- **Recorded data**
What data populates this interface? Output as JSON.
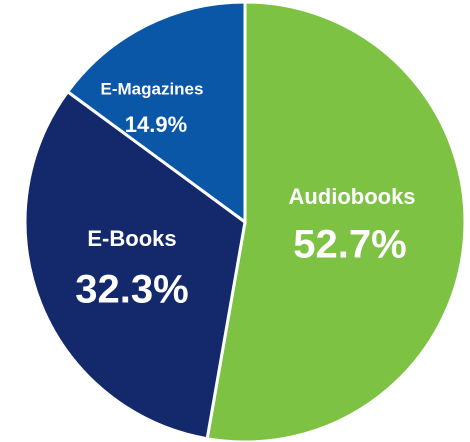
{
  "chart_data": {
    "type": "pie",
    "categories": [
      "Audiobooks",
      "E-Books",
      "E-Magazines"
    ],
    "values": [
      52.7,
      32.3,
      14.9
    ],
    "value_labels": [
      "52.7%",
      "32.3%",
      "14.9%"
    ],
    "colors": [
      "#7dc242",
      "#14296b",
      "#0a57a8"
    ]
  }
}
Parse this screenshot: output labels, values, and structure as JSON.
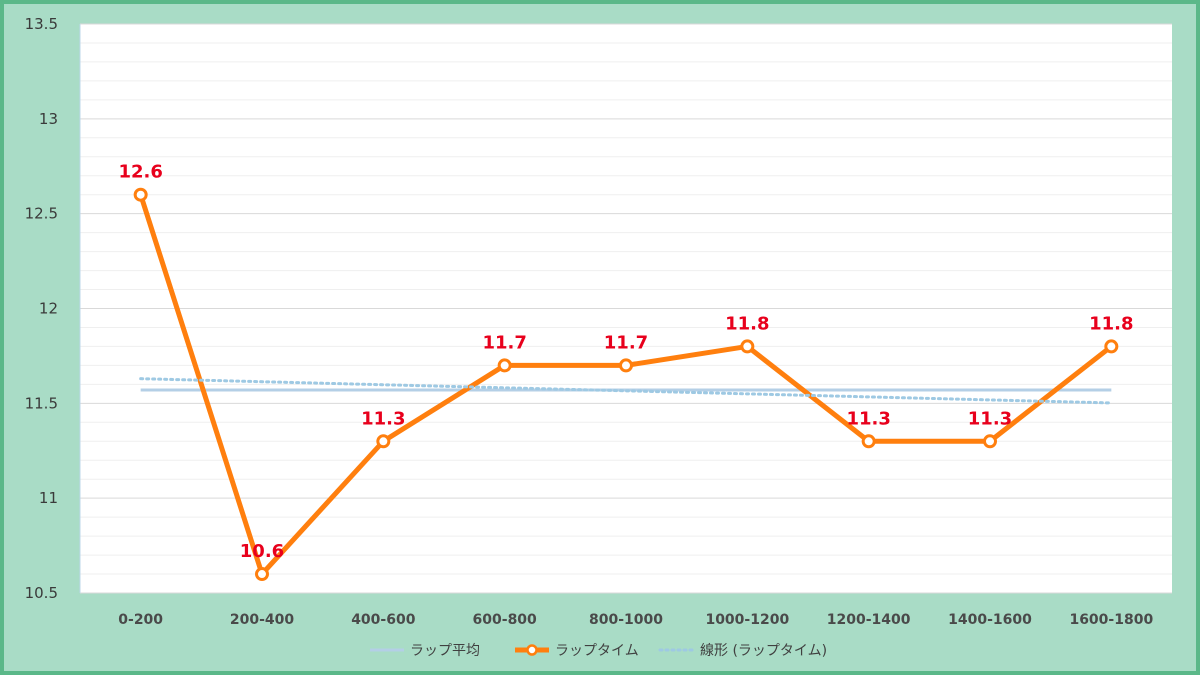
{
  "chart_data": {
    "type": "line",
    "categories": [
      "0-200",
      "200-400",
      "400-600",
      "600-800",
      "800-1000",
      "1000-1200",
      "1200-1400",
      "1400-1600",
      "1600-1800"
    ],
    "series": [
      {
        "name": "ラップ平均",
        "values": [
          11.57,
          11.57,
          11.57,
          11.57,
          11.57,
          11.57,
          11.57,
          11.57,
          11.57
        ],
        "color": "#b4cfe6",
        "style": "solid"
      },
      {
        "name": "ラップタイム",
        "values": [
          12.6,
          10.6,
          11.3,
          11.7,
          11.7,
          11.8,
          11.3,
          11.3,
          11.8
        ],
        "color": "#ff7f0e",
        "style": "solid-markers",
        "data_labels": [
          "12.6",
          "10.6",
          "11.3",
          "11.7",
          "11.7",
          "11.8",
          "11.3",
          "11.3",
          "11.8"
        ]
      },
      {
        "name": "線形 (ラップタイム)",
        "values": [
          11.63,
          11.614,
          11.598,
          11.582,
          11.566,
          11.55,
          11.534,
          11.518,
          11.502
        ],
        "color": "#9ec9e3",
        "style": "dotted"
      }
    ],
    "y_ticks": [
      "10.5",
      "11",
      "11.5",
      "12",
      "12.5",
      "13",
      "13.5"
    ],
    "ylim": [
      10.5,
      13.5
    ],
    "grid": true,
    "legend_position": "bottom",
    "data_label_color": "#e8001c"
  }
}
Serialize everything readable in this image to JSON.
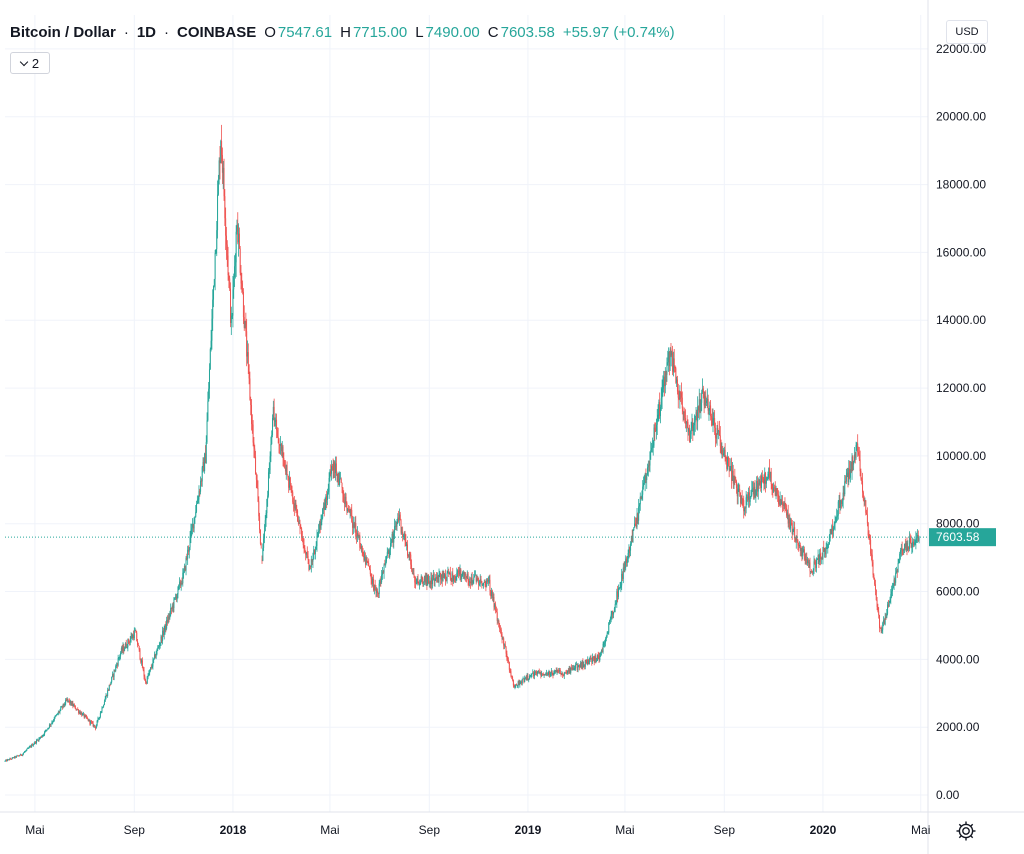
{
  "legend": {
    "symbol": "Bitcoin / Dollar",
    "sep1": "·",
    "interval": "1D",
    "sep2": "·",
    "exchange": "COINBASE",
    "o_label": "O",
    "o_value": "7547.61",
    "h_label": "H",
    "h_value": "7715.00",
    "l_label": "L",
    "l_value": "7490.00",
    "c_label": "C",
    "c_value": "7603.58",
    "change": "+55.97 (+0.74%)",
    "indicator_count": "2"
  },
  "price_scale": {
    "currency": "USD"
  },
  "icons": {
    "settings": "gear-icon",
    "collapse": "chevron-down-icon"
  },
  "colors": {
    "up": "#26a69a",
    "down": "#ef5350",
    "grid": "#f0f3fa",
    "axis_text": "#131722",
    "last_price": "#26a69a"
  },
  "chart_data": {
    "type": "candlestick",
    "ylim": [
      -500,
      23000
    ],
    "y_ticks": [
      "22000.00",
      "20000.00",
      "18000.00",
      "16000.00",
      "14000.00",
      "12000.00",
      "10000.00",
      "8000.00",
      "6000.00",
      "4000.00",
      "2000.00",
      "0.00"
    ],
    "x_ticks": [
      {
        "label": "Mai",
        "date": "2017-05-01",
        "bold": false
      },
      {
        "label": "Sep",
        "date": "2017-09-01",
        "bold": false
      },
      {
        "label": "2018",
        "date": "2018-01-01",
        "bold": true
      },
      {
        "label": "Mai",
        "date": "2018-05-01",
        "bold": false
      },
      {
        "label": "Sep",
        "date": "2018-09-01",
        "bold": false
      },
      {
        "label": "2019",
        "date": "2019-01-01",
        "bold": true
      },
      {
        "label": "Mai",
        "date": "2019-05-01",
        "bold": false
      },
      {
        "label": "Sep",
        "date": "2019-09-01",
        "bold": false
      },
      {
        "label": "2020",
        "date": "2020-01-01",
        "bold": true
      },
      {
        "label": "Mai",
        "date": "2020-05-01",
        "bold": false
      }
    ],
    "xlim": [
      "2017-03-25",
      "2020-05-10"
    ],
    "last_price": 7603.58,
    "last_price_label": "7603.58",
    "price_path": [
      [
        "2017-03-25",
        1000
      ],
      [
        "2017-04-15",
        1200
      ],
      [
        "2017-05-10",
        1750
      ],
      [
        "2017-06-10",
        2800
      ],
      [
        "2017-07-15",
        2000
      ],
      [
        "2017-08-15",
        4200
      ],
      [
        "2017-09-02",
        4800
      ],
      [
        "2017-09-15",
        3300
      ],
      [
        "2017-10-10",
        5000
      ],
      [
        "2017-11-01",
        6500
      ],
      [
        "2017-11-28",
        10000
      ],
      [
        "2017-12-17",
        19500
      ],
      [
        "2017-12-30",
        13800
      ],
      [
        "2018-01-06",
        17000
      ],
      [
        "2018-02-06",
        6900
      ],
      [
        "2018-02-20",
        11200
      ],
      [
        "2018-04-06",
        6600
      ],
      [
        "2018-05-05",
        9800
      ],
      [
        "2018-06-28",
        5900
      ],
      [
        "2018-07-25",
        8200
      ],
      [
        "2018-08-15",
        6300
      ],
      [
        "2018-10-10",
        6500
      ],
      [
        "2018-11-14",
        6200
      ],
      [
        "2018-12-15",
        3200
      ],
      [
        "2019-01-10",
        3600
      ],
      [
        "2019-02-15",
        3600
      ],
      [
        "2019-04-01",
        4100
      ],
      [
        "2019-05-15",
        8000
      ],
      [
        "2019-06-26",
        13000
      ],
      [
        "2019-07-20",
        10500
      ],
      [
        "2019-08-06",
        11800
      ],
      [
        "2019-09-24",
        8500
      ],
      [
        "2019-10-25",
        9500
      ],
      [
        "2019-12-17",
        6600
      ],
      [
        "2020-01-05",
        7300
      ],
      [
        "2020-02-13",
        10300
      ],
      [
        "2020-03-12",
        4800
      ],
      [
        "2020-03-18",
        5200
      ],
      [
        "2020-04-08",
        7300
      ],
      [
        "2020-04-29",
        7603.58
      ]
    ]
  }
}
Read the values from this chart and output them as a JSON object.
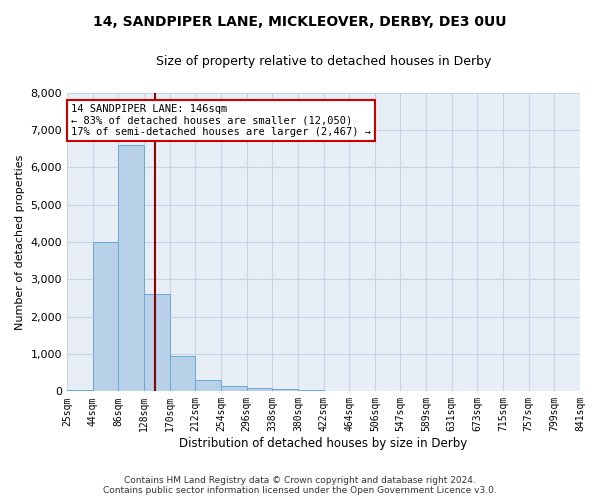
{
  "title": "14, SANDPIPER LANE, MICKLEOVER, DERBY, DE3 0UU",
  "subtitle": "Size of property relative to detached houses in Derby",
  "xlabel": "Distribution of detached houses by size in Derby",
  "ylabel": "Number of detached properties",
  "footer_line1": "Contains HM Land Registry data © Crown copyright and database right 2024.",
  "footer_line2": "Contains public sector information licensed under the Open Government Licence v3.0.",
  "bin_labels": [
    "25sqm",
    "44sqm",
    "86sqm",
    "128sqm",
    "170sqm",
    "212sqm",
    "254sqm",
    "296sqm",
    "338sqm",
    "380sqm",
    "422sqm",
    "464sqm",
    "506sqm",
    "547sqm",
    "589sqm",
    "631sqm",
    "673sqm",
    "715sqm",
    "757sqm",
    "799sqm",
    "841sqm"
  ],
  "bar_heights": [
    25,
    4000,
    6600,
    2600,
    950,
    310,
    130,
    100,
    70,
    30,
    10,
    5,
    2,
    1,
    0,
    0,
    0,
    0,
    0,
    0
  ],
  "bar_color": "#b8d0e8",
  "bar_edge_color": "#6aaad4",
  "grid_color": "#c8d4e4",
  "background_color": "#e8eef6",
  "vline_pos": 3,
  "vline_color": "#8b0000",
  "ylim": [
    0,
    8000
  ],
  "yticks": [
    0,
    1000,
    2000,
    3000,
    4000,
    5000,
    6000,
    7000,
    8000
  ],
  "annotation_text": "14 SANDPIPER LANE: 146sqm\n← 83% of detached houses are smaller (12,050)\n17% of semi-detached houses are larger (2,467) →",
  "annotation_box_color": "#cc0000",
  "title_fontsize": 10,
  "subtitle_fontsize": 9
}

- **What is asked**
Copy every entry exactly as written. Pictures are excluded.

- **Complete response**
What data populates this interface? Output as JSON.
{
  "chart_data": {
    "type": "pie",
    "categories": [
      "Audiobooks",
      "E-Books",
      "E-Magazines"
    ],
    "values": [
      52.7,
      32.3,
      14.9
    ],
    "value_labels": [
      "52.7%",
      "32.3%",
      "14.9%"
    ],
    "colors": [
      "#7dc242",
      "#14296b",
      "#0a57a8"
    ]
  }
}
Parse this screenshot: output labels, values, and structure as JSON.
{
  "chart_data": {
    "type": "line",
    "categories": [
      "0-200",
      "200-400",
      "400-600",
      "600-800",
      "800-1000",
      "1000-1200",
      "1200-1400",
      "1400-1600",
      "1600-1800"
    ],
    "series": [
      {
        "name": "ラップ平均",
        "values": [
          11.57,
          11.57,
          11.57,
          11.57,
          11.57,
          11.57,
          11.57,
          11.57,
          11.57
        ],
        "color": "#b4cfe6",
        "style": "solid"
      },
      {
        "name": "ラップタイム",
        "values": [
          12.6,
          10.6,
          11.3,
          11.7,
          11.7,
          11.8,
          11.3,
          11.3,
          11.8
        ],
        "color": "#ff7f0e",
        "style": "solid-markers",
        "data_labels": [
          "12.6",
          "10.6",
          "11.3",
          "11.7",
          "11.7",
          "11.8",
          "11.3",
          "11.3",
          "11.8"
        ]
      },
      {
        "name": "線形 (ラップタイム)",
        "values": [
          11.63,
          11.614,
          11.598,
          11.582,
          11.566,
          11.55,
          11.534,
          11.518,
          11.502
        ],
        "color": "#9ec9e3",
        "style": "dotted"
      }
    ],
    "y_ticks": [
      "10.5",
      "11",
      "11.5",
      "12",
      "12.5",
      "13",
      "13.5"
    ],
    "ylim": [
      10.5,
      13.5
    ],
    "grid": true,
    "legend_position": "bottom",
    "data_label_color": "#e8001c"
  }
}
Serialize everything readable in this image to JSON.
{
  "legend": {
    "symbol": "Bitcoin / Dollar",
    "sep1": "·",
    "interval": "1D",
    "sep2": "·",
    "exchange": "COINBASE",
    "o_label": "O",
    "o_value": "7547.61",
    "h_label": "H",
    "h_value": "7715.00",
    "l_label": "L",
    "l_value": "7490.00",
    "c_label": "C",
    "c_value": "7603.58",
    "change": "+55.97 (+0.74%)",
    "indicator_count": "2"
  },
  "price_scale": {
    "currency": "USD"
  },
  "icons": {
    "settings": "gear-icon",
    "collapse": "chevron-down-icon"
  },
  "colors": {
    "up": "#26a69a",
    "down": "#ef5350",
    "grid": "#f0f3fa",
    "axis_text": "#131722",
    "last_price": "#26a69a"
  },
  "chart_data": {
    "type": "candlestick",
    "ylim": [
      -500,
      23000
    ],
    "y_ticks": [
      "22000.00",
      "20000.00",
      "18000.00",
      "16000.00",
      "14000.00",
      "12000.00",
      "10000.00",
      "8000.00",
      "6000.00",
      "4000.00",
      "2000.00",
      "0.00"
    ],
    "x_ticks": [
      {
        "label": "Mai",
        "date": "2017-05-01",
        "bold": false
      },
      {
        "label": "Sep",
        "date": "2017-09-01",
        "bold": false
      },
      {
        "label": "2018",
        "date": "2018-01-01",
        "bold": true
      },
      {
        "label": "Mai",
        "date": "2018-05-01",
        "bold": false
      },
      {
        "label": "Sep",
        "date": "2018-09-01",
        "bold": false
      },
      {
        "label": "2019",
        "date": "2019-01-01",
        "bold": true
      },
      {
        "label": "Mai",
        "date": "2019-05-01",
        "bold": false
      },
      {
        "label": "Sep",
        "date": "2019-09-01",
        "bold": false
      },
      {
        "label": "2020",
        "date": "2020-01-01",
        "bold": true
      },
      {
        "label": "Mai",
        "date": "2020-05-01",
        "bold": false
      }
    ],
    "xlim": [
      "2017-03-25",
      "2020-05-10"
    ],
    "last_price": 7603.58,
    "last_price_label": "7603.58",
    "price_path": [
      [
        "2017-03-25",
        1000
      ],
      [
        "2017-04-15",
        1200
      ],
      [
        "2017-05-10",
        1750
      ],
      [
        "2017-06-10",
        2800
      ],
      [
        "2017-07-15",
        2000
      ],
      [
        "2017-08-15",
        4200
      ],
      [
        "2017-09-02",
        4800
      ],
      [
        "2017-09-15",
        3300
      ],
      [
        "2017-10-10",
        5000
      ],
      [
        "2017-11-01",
        6500
      ],
      [
        "2017-11-28",
        10000
      ],
      [
        "2017-12-17",
        19500
      ],
      [
        "2017-12-30",
        13800
      ],
      [
        "2018-01-06",
        17000
      ],
      [
        "2018-02-06",
        6900
      ],
      [
        "2018-02-20",
        11200
      ],
      [
        "2018-04-06",
        6600
      ],
      [
        "2018-05-05",
        9800
      ],
      [
        "2018-06-28",
        5900
      ],
      [
        "2018-07-25",
        8200
      ],
      [
        "2018-08-15",
        6300
      ],
      [
        "2018-10-10",
        6500
      ],
      [
        "2018-11-14",
        6200
      ],
      [
        "2018-12-15",
        3200
      ],
      [
        "2019-01-10",
        3600
      ],
      [
        "2019-02-15",
        3600
      ],
      [
        "2019-04-01",
        4100
      ],
      [
        "2019-05-15",
        8000
      ],
      [
        "2019-06-26",
        13000
      ],
      [
        "2019-07-20",
        10500
      ],
      [
        "2019-08-06",
        11800
      ],
      [
        "2019-09-24",
        8500
      ],
      [
        "2019-10-25",
        9500
      ],
      [
        "2019-12-17",
        6600
      ],
      [
        "2020-01-05",
        7300
      ],
      [
        "2020-02-13",
        10300
      ],
      [
        "2020-03-12",
        4800
      ],
      [
        "2020-03-18",
        5200
      ],
      [
        "2020-04-08",
        7300
      ],
      [
        "2020-04-29",
        7603.58
      ]
    ]
  }
}
Read the values from this chart and output them as a JSON object.
{
  "title": "14, SANDPIPER LANE, MICKLEOVER, DERBY, DE3 0UU",
  "subtitle": "Size of property relative to detached houses in Derby",
  "xlabel": "Distribution of detached houses by size in Derby",
  "ylabel": "Number of detached properties",
  "footer_line1": "Contains HM Land Registry data © Crown copyright and database right 2024.",
  "footer_line2": "Contains public sector information licensed under the Open Government Licence v3.0.",
  "bin_labels": [
    "25sqm",
    "44sqm",
    "86sqm",
    "128sqm",
    "170sqm",
    "212sqm",
    "254sqm",
    "296sqm",
    "338sqm",
    "380sqm",
    "422sqm",
    "464sqm",
    "506sqm",
    "547sqm",
    "589sqm",
    "631sqm",
    "673sqm",
    "715sqm",
    "757sqm",
    "799sqm",
    "841sqm"
  ],
  "bar_heights": [
    25,
    4000,
    6600,
    2600,
    950,
    310,
    130,
    100,
    70,
    30,
    10,
    5,
    2,
    1,
    0,
    0,
    0,
    0,
    0,
    0
  ],
  "bar_color": "#b8d0e8",
  "bar_edge_color": "#6aaad4",
  "grid_color": "#c8d4e4",
  "background_color": "#e8eef6",
  "vline_pos": 3,
  "vline_color": "#8b0000",
  "ylim": [
    0,
    8000
  ],
  "yticks": [
    0,
    1000,
    2000,
    3000,
    4000,
    5000,
    6000,
    7000,
    8000
  ],
  "annotation_text": "14 SANDPIPER LANE: 146sqm\n← 83% of detached houses are smaller (12,050)\n17% of semi-detached houses are larger (2,467) →",
  "annotation_box_color": "#cc0000",
  "title_fontsize": 10,
  "subtitle_fontsize": 9
}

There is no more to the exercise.